**The records**
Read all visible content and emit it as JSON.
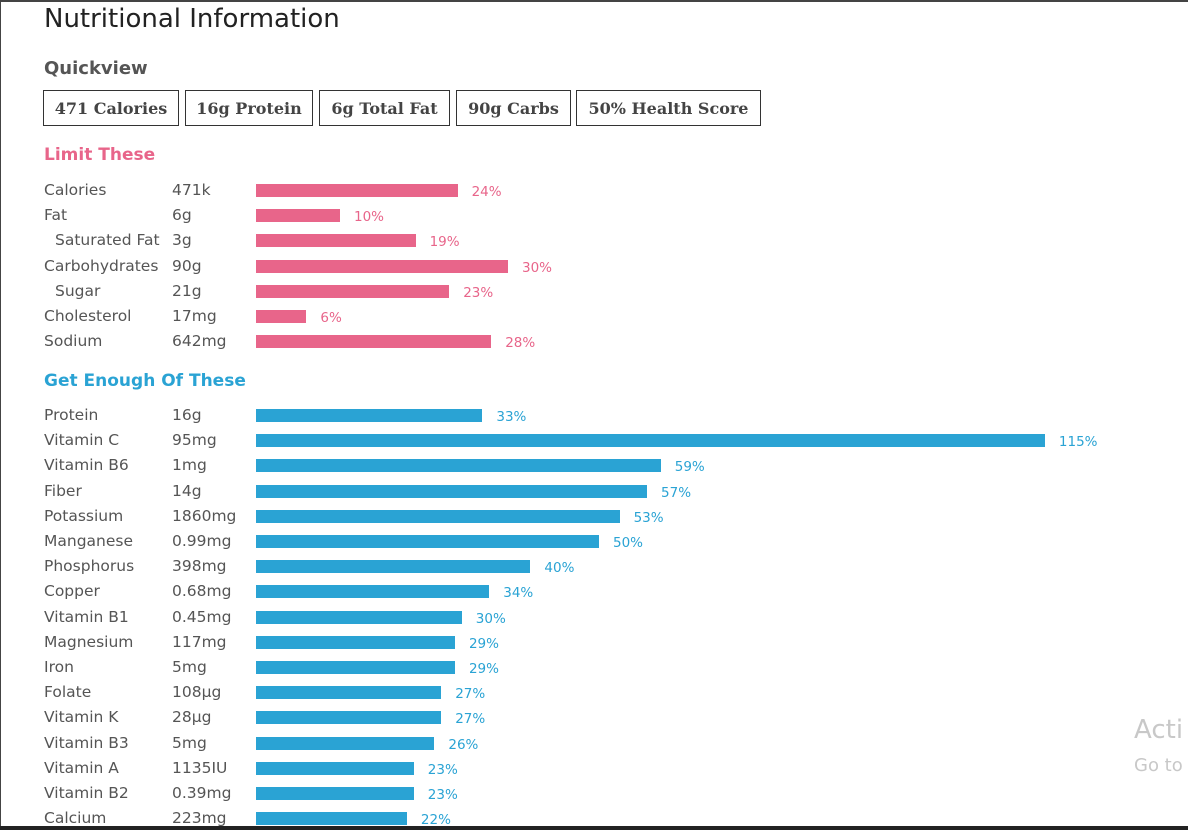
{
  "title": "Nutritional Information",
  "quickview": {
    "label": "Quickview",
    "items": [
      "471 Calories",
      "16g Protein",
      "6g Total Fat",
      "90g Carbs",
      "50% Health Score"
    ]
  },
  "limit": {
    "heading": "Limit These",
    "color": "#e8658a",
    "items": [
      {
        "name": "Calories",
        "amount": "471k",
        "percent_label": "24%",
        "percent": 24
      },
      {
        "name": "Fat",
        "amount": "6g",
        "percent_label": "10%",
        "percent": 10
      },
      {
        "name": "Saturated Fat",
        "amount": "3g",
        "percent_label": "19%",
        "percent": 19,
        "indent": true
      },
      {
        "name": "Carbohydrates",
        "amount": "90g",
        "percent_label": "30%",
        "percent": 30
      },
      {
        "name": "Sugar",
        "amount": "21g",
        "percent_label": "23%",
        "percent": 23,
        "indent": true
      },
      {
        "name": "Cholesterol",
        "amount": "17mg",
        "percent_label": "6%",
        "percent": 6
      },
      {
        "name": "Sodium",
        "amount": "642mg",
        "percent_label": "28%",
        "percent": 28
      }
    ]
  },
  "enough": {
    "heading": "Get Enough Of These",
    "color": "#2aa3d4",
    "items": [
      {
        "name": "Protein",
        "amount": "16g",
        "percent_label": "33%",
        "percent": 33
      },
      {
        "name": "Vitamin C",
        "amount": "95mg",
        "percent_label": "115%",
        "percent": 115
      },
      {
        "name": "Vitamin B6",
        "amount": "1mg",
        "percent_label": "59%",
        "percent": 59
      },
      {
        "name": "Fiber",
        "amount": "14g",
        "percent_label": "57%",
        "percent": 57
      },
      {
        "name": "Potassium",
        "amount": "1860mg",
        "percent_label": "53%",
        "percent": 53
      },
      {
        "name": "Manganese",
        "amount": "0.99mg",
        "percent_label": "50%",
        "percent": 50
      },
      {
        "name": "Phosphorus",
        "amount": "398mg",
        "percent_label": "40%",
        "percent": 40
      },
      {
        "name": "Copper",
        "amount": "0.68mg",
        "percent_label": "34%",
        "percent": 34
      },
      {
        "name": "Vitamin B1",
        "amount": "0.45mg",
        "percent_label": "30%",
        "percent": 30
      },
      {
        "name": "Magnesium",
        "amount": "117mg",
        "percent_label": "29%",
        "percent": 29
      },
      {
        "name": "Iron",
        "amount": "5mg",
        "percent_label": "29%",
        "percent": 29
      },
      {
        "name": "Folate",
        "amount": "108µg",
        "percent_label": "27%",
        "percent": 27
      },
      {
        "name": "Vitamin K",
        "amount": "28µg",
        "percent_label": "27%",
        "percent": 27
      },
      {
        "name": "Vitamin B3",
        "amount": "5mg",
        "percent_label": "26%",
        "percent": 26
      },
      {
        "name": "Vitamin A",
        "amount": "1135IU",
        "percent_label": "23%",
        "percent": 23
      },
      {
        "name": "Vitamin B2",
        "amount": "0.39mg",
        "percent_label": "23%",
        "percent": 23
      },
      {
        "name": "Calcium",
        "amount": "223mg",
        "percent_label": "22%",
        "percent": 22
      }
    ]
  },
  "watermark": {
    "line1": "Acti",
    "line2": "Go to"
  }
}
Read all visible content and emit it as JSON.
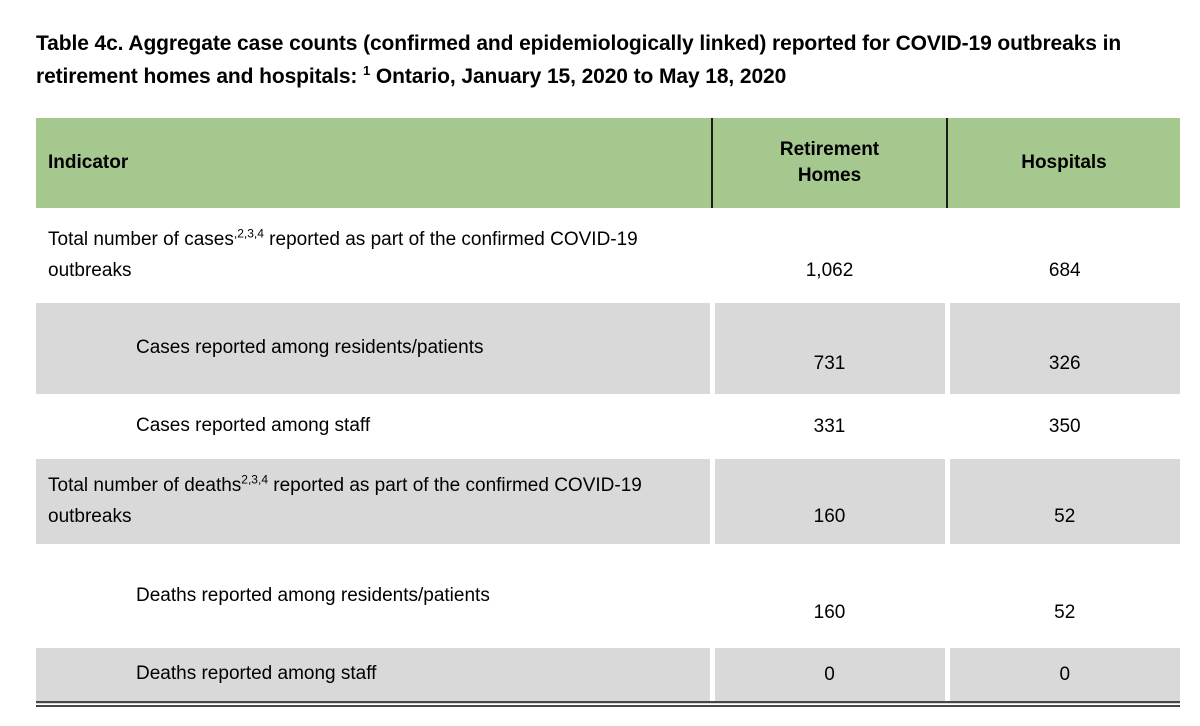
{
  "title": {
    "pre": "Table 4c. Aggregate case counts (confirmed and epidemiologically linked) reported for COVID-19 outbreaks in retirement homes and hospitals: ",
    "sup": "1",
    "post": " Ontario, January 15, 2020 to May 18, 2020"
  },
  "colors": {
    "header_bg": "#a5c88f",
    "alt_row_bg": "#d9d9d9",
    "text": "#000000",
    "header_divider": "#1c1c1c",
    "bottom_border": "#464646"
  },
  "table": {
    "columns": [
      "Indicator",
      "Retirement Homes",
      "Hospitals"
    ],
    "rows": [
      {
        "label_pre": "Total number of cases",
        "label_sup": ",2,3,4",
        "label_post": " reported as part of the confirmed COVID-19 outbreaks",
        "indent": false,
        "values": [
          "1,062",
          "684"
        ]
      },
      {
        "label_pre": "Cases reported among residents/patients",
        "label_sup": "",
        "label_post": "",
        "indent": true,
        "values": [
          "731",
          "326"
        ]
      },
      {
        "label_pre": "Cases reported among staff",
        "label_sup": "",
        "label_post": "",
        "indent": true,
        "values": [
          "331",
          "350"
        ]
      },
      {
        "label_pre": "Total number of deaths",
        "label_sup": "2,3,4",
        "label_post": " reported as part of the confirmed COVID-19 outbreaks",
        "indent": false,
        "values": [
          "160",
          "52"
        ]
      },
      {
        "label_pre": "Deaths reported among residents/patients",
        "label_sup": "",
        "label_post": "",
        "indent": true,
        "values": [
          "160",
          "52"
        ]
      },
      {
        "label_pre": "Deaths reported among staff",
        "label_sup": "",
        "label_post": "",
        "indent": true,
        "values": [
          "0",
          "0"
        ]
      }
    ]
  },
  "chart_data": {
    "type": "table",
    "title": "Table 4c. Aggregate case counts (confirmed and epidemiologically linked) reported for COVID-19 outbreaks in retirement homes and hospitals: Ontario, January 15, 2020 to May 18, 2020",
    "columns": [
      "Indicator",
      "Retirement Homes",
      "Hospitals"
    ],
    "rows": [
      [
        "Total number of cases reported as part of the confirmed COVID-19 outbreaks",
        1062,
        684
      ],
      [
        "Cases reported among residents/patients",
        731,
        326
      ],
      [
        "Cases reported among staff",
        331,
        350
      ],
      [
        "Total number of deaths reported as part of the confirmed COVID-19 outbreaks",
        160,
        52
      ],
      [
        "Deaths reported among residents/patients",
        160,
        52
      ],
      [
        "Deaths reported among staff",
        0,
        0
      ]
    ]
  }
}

**Activity**
Please copy the records above word for word, omitting every picture.

**Task output**
Read all visible content and emit it as JSON.
{
  "title": "Nutritional Information",
  "quickview": {
    "label": "Quickview",
    "items": [
      "471 Calories",
      "16g Protein",
      "6g Total Fat",
      "90g Carbs",
      "50% Health Score"
    ]
  },
  "limit": {
    "heading": "Limit These",
    "color": "#e8658a",
    "items": [
      {
        "name": "Calories",
        "amount": "471k",
        "percent_label": "24%",
        "percent": 24
      },
      {
        "name": "Fat",
        "amount": "6g",
        "percent_label": "10%",
        "percent": 10
      },
      {
        "name": "Saturated Fat",
        "amount": "3g",
        "percent_label": "19%",
        "percent": 19,
        "indent": true
      },
      {
        "name": "Carbohydrates",
        "amount": "90g",
        "percent_label": "30%",
        "percent": 30
      },
      {
        "name": "Sugar",
        "amount": "21g",
        "percent_label": "23%",
        "percent": 23,
        "indent": true
      },
      {
        "name": "Cholesterol",
        "amount": "17mg",
        "percent_label": "6%",
        "percent": 6
      },
      {
        "name": "Sodium",
        "amount": "642mg",
        "percent_label": "28%",
        "percent": 28
      }
    ]
  },
  "enough": {
    "heading": "Get Enough Of These",
    "color": "#2aa3d4",
    "items": [
      {
        "name": "Protein",
        "amount": "16g",
        "percent_label": "33%",
        "percent": 33
      },
      {
        "name": "Vitamin C",
        "amount": "95mg",
        "percent_label": "115%",
        "percent": 115
      },
      {
        "name": "Vitamin B6",
        "amount": "1mg",
        "percent_label": "59%",
        "percent": 59
      },
      {
        "name": "Fiber",
        "amount": "14g",
        "percent_label": "57%",
        "percent": 57
      },
      {
        "name": "Potassium",
        "amount": "1860mg",
        "percent_label": "53%",
        "percent": 53
      },
      {
        "name": "Manganese",
        "amount": "0.99mg",
        "percent_label": "50%",
        "percent": 50
      },
      {
        "name": "Phosphorus",
        "amount": "398mg",
        "percent_label": "40%",
        "percent": 40
      },
      {
        "name": "Copper",
        "amount": "0.68mg",
        "percent_label": "34%",
        "percent": 34
      },
      {
        "name": "Vitamin B1",
        "amount": "0.45mg",
        "percent_label": "30%",
        "percent": 30
      },
      {
        "name": "Magnesium",
        "amount": "117mg",
        "percent_label": "29%",
        "percent": 29
      },
      {
        "name": "Iron",
        "amount": "5mg",
        "percent_label": "29%",
        "percent": 29
      },
      {
        "name": "Folate",
        "amount": "108µg",
        "percent_label": "27%",
        "percent": 27
      },
      {
        "name": "Vitamin K",
        "amount": "28µg",
        "percent_label": "27%",
        "percent": 27
      },
      {
        "name": "Vitamin B3",
        "amount": "5mg",
        "percent_label": "26%",
        "percent": 26
      },
      {
        "name": "Vitamin A",
        "amount": "1135IU",
        "percent_label": "23%",
        "percent": 23
      },
      {
        "name": "Vitamin B2",
        "amount": "0.39mg",
        "percent_label": "23%",
        "percent": 23
      },
      {
        "name": "Calcium",
        "amount": "223mg",
        "percent_label": "22%",
        "percent": 22
      }
    ]
  },
  "watermark": {
    "line1": "Acti",
    "line2": "Go to"
  }
}
Read all visible content and emit it as JSON.
{
  "title": {
    "pre": "Table 4c. Aggregate case counts (confirmed and epidemiologically linked) reported for COVID-19 outbreaks in retirement homes and hospitals: ",
    "sup": "1",
    "post": " Ontario, January 15, 2020 to May 18, 2020"
  },
  "colors": {
    "header_bg": "#a5c88f",
    "alt_row_bg": "#d9d9d9",
    "text": "#000000",
    "header_divider": "#1c1c1c",
    "bottom_border": "#464646"
  },
  "table": {
    "columns": [
      "Indicator",
      "Retirement Homes",
      "Hospitals"
    ],
    "rows": [
      {
        "label_pre": "Total number of cases",
        "label_sup": ",2,3,4",
        "label_post": " reported as part of the confirmed COVID-19 outbreaks",
        "indent": false,
        "values": [
          "1,062",
          "684"
        ]
      },
      {
        "label_pre": "Cases reported among residents/patients",
        "label_sup": "",
        "label_post": "",
        "indent": true,
        "values": [
          "731",
          "326"
        ]
      },
      {
        "label_pre": "Cases reported among staff",
        "label_sup": "",
        "label_post": "",
        "indent": true,
        "values": [
          "331",
          "350"
        ]
      },
      {
        "label_pre": "Total number of deaths",
        "label_sup": "2,3,4",
        "label_post": " reported as part of the confirmed COVID-19 outbreaks",
        "indent": false,
        "values": [
          "160",
          "52"
        ]
      },
      {
        "label_pre": "Deaths reported among residents/patients",
        "label_sup": "",
        "label_post": "",
        "indent": true,
        "values": [
          "160",
          "52"
        ]
      },
      {
        "label_pre": "Deaths reported among staff",
        "label_sup": "",
        "label_post": "",
        "indent": true,
        "values": [
          "0",
          "0"
        ]
      }
    ]
  },
  "chart_data": {
    "type": "table",
    "title": "Table 4c. Aggregate case counts (confirmed and epidemiologically linked) reported for COVID-19 outbreaks in retirement homes and hospitals: Ontario, January 15, 2020 to May 18, 2020",
    "columns": [
      "Indicator",
      "Retirement Homes",
      "Hospitals"
    ],
    "rows": [
      [
        "Total number of cases reported as part of the confirmed COVID-19 outbreaks",
        1062,
        684
      ],
      [
        "Cases reported among residents/patients",
        731,
        326
      ],
      [
        "Cases reported among staff",
        331,
        350
      ],
      [
        "Total number of deaths reported as part of the confirmed COVID-19 outbreaks",
        160,
        52
      ],
      [
        "Deaths reported among residents/patients",
        160,
        52
      ],
      [
        "Deaths reported among staff",
        0,
        0
      ]
    ]
  }
}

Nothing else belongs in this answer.